Items from a data source
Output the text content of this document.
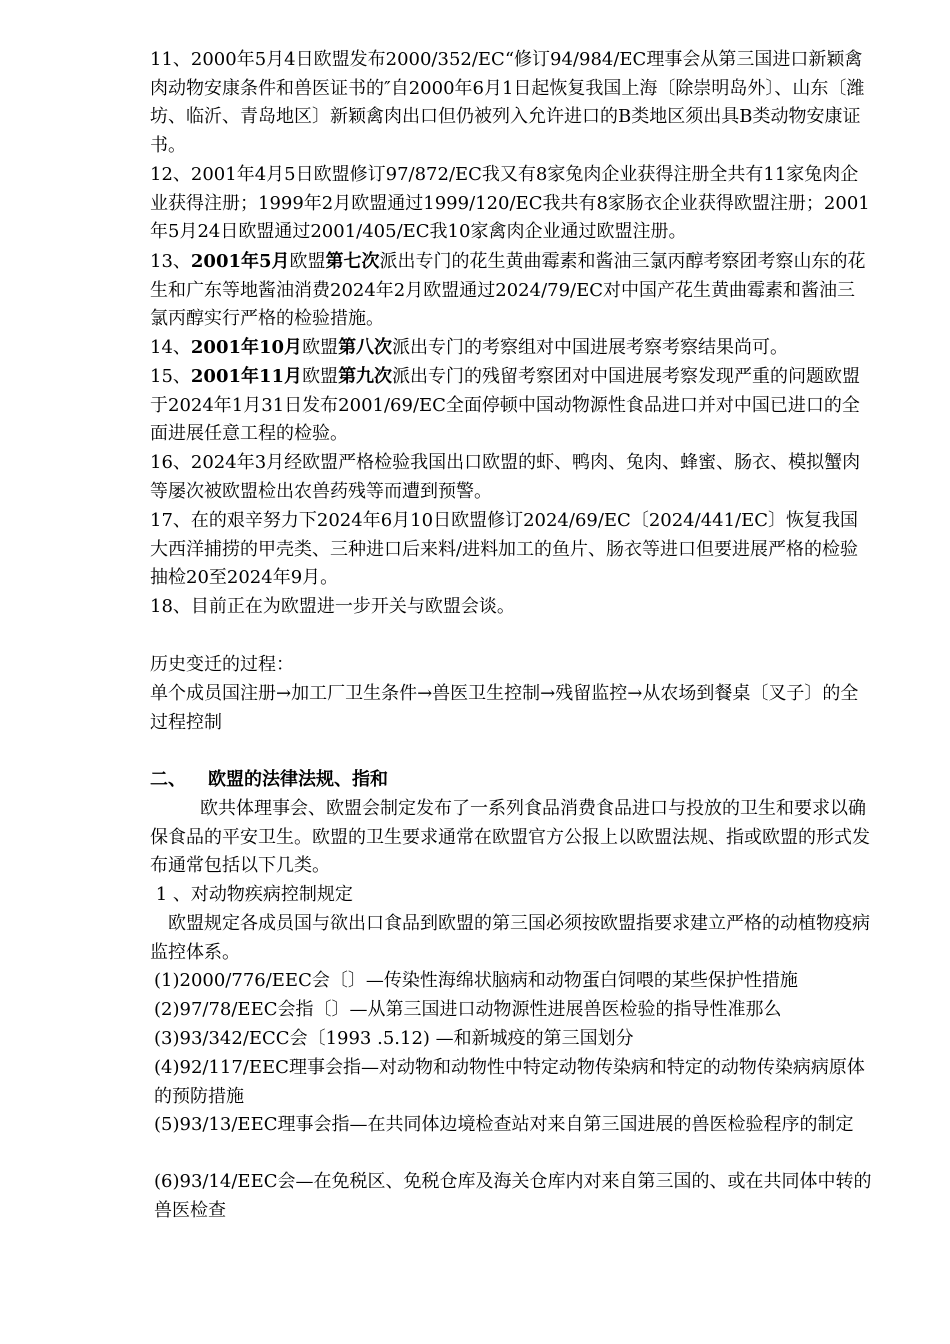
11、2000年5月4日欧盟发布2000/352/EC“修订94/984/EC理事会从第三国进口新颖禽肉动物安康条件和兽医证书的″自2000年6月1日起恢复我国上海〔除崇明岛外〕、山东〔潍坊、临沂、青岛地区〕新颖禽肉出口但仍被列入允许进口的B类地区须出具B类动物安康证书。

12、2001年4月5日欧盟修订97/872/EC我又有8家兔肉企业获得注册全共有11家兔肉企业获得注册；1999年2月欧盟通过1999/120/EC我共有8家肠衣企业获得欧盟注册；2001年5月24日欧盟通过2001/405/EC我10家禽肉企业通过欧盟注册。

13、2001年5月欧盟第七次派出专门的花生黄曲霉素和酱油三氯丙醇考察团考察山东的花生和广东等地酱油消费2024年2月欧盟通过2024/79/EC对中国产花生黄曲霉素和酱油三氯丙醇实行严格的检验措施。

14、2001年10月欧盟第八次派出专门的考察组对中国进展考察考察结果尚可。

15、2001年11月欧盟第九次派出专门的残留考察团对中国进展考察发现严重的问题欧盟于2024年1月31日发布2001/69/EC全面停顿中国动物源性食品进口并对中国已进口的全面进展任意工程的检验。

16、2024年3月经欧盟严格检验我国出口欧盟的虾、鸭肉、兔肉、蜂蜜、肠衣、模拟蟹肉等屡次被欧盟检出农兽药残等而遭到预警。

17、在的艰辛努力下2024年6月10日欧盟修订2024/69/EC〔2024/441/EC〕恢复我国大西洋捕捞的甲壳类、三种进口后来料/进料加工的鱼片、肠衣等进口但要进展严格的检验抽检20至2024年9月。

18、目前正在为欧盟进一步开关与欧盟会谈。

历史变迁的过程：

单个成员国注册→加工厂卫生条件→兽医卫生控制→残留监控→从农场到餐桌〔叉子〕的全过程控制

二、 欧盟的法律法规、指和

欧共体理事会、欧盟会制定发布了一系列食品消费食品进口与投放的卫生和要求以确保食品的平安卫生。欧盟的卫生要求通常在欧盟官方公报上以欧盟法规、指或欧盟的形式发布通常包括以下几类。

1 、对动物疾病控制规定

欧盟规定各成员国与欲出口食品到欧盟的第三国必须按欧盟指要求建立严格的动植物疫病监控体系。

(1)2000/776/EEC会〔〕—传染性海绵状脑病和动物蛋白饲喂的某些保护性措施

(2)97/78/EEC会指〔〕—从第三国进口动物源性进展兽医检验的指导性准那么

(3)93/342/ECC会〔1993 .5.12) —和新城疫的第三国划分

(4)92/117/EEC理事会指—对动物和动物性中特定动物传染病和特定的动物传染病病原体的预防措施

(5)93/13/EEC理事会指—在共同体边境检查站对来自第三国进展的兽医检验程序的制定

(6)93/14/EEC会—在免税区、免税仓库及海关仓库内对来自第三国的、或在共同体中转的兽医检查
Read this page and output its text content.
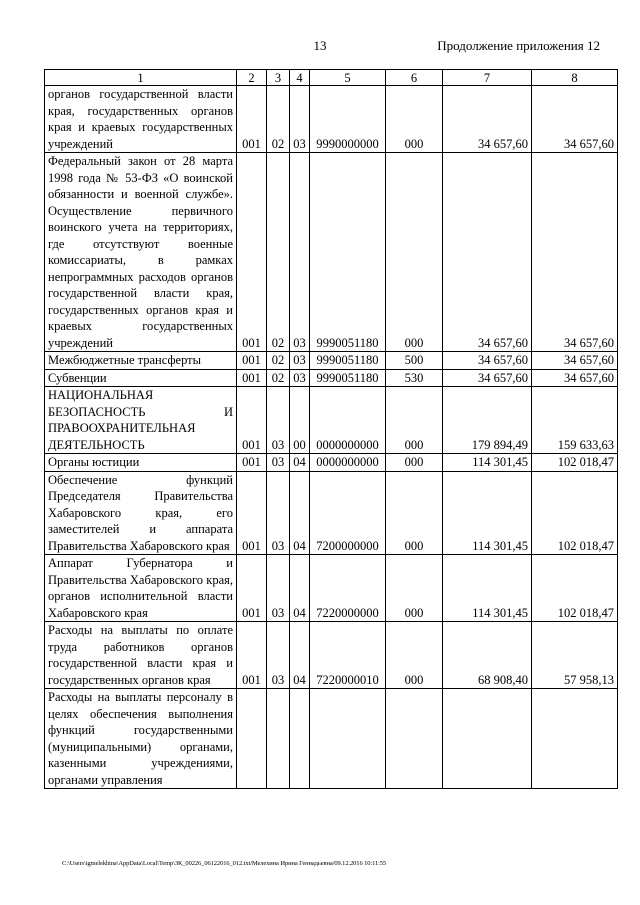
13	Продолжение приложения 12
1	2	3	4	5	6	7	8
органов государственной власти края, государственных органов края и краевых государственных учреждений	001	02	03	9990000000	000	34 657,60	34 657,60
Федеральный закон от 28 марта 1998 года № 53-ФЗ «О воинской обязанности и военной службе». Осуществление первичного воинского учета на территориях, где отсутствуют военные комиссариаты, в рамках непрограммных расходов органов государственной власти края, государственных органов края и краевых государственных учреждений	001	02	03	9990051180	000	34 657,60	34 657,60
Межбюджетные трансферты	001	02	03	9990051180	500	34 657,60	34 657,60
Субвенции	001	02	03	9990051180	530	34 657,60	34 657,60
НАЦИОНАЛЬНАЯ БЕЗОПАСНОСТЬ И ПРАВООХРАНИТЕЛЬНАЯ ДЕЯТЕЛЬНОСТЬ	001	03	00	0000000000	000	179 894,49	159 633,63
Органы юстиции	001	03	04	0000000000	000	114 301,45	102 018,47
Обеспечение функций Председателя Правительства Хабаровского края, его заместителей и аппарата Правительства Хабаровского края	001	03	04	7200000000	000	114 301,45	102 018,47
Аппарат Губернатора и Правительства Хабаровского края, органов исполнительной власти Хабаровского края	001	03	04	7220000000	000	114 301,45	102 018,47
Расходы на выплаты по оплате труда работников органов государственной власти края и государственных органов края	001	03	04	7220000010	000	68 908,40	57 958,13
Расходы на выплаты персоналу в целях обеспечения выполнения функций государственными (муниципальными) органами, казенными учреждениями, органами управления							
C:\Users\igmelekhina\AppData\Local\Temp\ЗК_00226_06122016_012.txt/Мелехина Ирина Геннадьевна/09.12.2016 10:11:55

• SHORT TASK
From the entries above, copy out every line where the string "EEC理事会指" appears.

• REPLY TO THE EXERCISE
(4)92/117/EEC理事会指—对动物和动物性中特定动物传染病和特定的动物传染病病原体的预防措施
(5)93/13/EEC理事会指—在共同体边境检查站对来自第三国进展的兽医检验程序的制定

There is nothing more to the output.